## Dataset
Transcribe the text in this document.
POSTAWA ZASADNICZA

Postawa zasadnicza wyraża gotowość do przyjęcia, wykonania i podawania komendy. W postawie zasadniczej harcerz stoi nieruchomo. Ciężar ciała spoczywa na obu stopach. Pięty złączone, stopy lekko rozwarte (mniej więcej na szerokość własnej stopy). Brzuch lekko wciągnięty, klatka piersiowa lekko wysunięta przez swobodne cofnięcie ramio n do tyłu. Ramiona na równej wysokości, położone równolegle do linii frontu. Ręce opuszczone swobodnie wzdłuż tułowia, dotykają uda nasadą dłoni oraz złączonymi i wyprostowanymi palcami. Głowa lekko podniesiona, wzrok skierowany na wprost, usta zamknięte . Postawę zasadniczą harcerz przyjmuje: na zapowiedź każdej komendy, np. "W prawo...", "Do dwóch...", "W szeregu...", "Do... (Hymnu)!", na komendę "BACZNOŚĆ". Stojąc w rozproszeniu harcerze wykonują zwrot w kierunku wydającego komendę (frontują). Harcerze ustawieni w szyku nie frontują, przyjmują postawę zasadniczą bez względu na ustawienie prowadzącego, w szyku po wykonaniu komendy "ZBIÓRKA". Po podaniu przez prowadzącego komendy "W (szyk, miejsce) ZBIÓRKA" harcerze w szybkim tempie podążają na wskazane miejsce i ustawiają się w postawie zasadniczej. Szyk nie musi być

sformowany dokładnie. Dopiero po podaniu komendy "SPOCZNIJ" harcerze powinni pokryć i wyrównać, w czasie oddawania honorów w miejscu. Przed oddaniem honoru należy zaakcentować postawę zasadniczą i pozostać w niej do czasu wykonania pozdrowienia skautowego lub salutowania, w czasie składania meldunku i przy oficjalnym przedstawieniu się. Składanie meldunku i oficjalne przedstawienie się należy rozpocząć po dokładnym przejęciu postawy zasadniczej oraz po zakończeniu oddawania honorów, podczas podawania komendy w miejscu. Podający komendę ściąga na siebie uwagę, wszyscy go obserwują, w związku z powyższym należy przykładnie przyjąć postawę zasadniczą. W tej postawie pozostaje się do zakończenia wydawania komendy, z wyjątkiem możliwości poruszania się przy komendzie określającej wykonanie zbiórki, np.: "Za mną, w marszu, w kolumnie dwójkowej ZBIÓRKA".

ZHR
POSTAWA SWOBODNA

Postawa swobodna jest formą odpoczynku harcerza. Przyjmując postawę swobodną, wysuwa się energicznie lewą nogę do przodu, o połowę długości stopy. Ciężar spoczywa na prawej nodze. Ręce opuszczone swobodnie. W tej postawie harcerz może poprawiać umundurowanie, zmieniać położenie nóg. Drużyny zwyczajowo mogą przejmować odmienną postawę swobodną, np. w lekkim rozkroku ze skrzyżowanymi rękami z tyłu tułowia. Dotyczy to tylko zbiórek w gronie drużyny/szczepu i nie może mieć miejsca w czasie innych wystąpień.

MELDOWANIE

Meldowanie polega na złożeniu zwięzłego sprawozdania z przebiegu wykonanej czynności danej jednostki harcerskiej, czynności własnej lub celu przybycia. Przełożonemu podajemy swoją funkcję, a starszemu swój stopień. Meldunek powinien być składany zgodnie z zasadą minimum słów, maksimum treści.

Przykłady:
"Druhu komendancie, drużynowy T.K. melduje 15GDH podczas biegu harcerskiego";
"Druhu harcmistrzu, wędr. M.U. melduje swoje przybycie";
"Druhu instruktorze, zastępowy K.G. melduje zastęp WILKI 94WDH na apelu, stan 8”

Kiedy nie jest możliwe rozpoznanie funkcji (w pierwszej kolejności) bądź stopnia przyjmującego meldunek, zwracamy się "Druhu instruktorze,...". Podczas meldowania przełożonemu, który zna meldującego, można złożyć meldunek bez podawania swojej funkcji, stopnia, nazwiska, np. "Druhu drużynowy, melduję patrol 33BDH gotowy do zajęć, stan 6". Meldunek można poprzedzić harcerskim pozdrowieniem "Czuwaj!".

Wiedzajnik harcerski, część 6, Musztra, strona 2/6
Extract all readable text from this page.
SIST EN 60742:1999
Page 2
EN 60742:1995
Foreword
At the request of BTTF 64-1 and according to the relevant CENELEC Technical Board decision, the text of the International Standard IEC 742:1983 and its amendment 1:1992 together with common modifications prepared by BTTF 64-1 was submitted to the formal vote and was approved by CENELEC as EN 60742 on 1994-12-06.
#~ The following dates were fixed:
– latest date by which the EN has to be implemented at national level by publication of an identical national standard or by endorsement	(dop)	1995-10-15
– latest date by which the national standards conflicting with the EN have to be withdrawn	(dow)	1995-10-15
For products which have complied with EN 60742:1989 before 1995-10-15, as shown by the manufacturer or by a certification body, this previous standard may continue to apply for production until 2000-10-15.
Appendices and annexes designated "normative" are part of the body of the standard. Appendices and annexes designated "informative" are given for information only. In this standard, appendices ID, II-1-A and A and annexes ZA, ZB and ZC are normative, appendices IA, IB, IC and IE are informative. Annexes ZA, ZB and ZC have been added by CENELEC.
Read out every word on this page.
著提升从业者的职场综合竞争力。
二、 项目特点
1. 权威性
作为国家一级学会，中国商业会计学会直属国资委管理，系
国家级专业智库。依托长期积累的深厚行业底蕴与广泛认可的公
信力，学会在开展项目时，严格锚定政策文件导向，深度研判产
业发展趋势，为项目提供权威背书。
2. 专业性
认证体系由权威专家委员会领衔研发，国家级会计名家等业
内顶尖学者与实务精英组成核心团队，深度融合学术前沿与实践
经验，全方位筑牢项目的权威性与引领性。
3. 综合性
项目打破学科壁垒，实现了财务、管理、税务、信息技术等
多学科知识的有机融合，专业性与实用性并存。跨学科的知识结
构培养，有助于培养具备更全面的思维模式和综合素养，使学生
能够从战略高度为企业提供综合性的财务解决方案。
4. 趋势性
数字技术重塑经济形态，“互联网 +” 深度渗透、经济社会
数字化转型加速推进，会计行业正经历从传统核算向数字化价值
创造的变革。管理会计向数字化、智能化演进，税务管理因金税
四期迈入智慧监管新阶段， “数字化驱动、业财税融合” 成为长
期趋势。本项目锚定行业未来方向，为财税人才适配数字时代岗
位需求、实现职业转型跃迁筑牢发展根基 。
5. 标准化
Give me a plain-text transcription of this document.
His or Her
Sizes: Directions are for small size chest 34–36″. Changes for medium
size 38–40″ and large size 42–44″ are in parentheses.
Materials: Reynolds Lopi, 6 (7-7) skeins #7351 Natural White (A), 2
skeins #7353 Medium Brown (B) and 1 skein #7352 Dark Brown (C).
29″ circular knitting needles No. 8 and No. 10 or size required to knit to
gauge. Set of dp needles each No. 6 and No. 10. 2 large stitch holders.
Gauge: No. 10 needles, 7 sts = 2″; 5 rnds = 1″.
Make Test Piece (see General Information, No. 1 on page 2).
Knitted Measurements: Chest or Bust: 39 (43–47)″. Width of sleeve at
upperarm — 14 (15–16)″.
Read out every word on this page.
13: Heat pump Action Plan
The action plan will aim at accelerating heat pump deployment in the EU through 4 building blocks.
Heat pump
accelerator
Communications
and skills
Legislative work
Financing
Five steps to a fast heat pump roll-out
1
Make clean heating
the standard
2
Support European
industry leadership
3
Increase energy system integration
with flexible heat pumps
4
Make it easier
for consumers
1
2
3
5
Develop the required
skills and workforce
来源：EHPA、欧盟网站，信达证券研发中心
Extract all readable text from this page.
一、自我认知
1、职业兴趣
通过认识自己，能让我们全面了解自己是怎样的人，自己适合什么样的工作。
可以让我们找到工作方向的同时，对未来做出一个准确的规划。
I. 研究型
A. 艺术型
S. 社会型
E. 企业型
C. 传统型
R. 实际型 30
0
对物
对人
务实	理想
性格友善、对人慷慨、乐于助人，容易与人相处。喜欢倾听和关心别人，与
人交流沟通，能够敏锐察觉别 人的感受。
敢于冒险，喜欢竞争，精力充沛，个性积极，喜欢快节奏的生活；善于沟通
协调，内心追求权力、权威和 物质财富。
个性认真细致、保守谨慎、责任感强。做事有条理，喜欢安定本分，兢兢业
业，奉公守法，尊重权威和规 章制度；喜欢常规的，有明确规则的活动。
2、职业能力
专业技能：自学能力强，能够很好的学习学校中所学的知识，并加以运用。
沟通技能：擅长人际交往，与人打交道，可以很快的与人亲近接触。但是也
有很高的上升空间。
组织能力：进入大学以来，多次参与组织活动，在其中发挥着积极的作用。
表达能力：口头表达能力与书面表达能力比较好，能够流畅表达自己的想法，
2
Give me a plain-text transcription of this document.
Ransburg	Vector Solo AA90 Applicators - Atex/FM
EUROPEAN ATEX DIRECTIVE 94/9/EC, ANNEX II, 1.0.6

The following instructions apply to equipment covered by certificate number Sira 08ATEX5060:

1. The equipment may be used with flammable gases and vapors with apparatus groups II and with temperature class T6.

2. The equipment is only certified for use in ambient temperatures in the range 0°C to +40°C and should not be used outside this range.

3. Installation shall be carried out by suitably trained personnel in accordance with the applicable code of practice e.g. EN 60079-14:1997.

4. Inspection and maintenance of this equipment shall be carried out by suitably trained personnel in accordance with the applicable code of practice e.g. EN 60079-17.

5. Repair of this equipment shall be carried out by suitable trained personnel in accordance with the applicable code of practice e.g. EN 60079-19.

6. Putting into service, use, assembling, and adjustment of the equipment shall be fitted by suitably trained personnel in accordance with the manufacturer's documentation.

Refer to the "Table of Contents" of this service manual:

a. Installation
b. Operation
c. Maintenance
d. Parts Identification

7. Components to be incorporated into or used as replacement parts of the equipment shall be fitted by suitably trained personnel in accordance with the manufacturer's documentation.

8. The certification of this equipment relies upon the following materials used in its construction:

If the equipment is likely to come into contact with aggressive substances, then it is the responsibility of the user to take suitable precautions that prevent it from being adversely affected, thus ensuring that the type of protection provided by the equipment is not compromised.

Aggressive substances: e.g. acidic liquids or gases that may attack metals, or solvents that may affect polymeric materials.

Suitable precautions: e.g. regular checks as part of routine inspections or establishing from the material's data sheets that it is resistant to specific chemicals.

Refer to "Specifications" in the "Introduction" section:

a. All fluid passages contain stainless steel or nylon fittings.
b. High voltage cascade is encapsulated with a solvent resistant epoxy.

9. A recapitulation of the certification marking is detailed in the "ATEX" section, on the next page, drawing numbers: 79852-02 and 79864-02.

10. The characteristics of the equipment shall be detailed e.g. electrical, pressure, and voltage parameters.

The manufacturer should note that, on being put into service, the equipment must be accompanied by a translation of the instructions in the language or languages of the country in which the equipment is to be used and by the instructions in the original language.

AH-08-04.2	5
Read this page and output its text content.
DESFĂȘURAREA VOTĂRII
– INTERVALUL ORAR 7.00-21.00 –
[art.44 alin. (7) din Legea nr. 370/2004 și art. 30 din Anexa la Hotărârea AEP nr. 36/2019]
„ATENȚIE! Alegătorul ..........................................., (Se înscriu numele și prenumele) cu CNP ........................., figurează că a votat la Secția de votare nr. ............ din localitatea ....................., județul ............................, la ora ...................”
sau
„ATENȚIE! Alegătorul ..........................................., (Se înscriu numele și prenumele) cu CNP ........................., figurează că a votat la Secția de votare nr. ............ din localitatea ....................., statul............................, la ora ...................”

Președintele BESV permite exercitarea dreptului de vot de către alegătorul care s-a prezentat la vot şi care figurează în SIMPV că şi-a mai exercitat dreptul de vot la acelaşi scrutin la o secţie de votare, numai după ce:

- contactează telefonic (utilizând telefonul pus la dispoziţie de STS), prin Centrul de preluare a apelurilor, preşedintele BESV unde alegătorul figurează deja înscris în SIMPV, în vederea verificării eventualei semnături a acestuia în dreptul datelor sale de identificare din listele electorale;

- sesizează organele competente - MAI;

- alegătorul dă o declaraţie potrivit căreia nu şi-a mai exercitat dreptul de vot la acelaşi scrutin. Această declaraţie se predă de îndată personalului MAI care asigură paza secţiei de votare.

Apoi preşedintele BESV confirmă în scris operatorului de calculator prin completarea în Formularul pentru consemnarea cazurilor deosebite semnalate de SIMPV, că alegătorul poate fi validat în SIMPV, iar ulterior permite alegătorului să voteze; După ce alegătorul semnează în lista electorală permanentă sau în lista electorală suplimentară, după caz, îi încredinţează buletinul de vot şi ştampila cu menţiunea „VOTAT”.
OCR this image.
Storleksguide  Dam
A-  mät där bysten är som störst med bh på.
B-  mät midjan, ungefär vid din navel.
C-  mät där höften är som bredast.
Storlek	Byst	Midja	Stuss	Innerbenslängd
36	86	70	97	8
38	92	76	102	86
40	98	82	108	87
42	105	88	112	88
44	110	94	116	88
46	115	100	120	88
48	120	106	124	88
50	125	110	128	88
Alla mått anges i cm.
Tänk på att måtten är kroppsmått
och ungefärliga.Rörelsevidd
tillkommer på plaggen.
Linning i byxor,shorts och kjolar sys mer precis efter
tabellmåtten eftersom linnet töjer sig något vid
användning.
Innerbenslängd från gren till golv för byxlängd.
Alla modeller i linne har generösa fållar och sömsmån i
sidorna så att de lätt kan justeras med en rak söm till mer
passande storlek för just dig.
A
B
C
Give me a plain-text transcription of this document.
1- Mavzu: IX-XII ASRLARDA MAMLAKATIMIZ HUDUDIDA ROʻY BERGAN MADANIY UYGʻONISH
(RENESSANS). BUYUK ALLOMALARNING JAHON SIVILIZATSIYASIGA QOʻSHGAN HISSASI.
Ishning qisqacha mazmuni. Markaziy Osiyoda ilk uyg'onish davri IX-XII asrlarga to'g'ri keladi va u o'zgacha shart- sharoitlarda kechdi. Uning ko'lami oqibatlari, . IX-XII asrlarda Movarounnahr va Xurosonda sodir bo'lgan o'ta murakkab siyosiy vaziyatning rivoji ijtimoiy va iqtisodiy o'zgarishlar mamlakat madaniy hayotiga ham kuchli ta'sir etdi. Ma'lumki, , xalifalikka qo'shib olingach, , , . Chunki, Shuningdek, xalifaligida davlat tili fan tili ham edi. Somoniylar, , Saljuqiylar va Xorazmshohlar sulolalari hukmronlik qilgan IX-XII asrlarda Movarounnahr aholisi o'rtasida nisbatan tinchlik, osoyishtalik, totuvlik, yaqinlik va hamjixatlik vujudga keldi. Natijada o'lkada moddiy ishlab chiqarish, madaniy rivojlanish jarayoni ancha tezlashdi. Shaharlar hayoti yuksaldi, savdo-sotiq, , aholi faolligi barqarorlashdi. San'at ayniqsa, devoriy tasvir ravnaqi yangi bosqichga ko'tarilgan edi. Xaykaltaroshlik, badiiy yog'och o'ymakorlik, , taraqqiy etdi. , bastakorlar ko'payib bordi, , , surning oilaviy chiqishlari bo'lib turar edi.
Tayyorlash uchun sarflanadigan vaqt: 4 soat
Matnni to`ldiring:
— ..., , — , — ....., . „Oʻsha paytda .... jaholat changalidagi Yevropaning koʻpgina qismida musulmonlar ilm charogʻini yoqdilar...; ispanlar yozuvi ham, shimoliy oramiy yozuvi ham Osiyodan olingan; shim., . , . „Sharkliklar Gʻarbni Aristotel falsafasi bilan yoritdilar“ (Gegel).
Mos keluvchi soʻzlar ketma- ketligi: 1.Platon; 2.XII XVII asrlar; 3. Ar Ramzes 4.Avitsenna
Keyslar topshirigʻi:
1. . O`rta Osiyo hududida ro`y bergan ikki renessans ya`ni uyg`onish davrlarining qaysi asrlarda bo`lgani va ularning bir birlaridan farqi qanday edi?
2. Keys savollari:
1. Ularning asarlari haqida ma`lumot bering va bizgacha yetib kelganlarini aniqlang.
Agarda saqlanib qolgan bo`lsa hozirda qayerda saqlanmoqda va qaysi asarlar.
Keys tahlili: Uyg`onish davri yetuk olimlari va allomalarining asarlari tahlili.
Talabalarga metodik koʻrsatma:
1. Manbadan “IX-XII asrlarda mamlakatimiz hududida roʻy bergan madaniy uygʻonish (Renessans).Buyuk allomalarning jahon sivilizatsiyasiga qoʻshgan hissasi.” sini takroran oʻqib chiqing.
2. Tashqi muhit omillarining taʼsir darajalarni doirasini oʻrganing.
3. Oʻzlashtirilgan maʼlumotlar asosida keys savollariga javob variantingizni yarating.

## Exercise prompt
For the data above, state how many lines contain "acelaşi"; the number is the whole answer.

## Written solution
2